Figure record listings
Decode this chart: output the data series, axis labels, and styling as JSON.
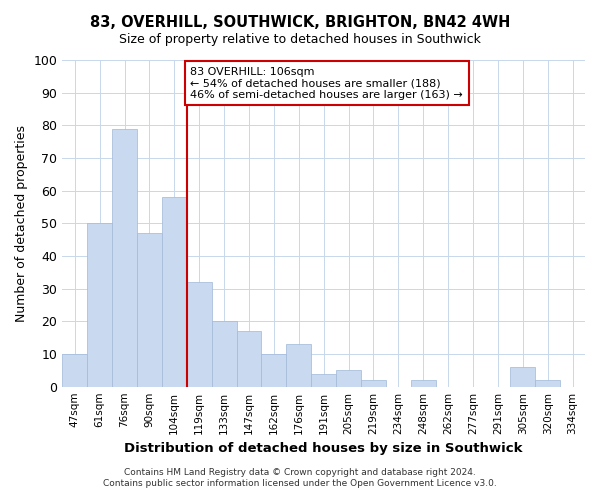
{
  "title": "83, OVERHILL, SOUTHWICK, BRIGHTON, BN42 4WH",
  "subtitle": "Size of property relative to detached houses in Southwick",
  "xlabel": "Distribution of detached houses by size in Southwick",
  "ylabel": "Number of detached properties",
  "bar_labels": [
    "47sqm",
    "61sqm",
    "76sqm",
    "90sqm",
    "104sqm",
    "119sqm",
    "133sqm",
    "147sqm",
    "162sqm",
    "176sqm",
    "191sqm",
    "205sqm",
    "219sqm",
    "234sqm",
    "248sqm",
    "262sqm",
    "277sqm",
    "291sqm",
    "305sqm",
    "320sqm",
    "334sqm"
  ],
  "bar_heights": [
    10,
    50,
    79,
    47,
    58,
    32,
    20,
    17,
    10,
    13,
    4,
    5,
    2,
    0,
    2,
    0,
    0,
    0,
    6,
    2,
    0
  ],
  "bar_color": "#c8d9f0",
  "bar_edge_color": "#a0b8d8",
  "vline_x_idx": 4,
  "vline_color": "#cc0000",
  "ylim": [
    0,
    100
  ],
  "annotation_text": "83 OVERHILL: 106sqm\n← 54% of detached houses are smaller (188)\n46% of semi-detached houses are larger (163) →",
  "annotation_box_color": "#ffffff",
  "annotation_box_edge": "#cc0000",
  "footer_line1": "Contains HM Land Registry data © Crown copyright and database right 2024.",
  "footer_line2": "Contains public sector information licensed under the Open Government Licence v3.0.",
  "background_color": "#ffffff",
  "grid_color": "#c8d8ec"
}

__Problem to work on__
Find the lines holding "houses" and list every one.

__Result for this task__
  "subtitle": "Size of property relative to detached houses in Southwick",
  "xlabel": "Distribution of detached houses by size in Southwick",
  "annotation_text": "83 OVERHILL: 106sqm\n← 54% of detached houses are smaller (188)\n46% of semi-detached houses are larger (163) →",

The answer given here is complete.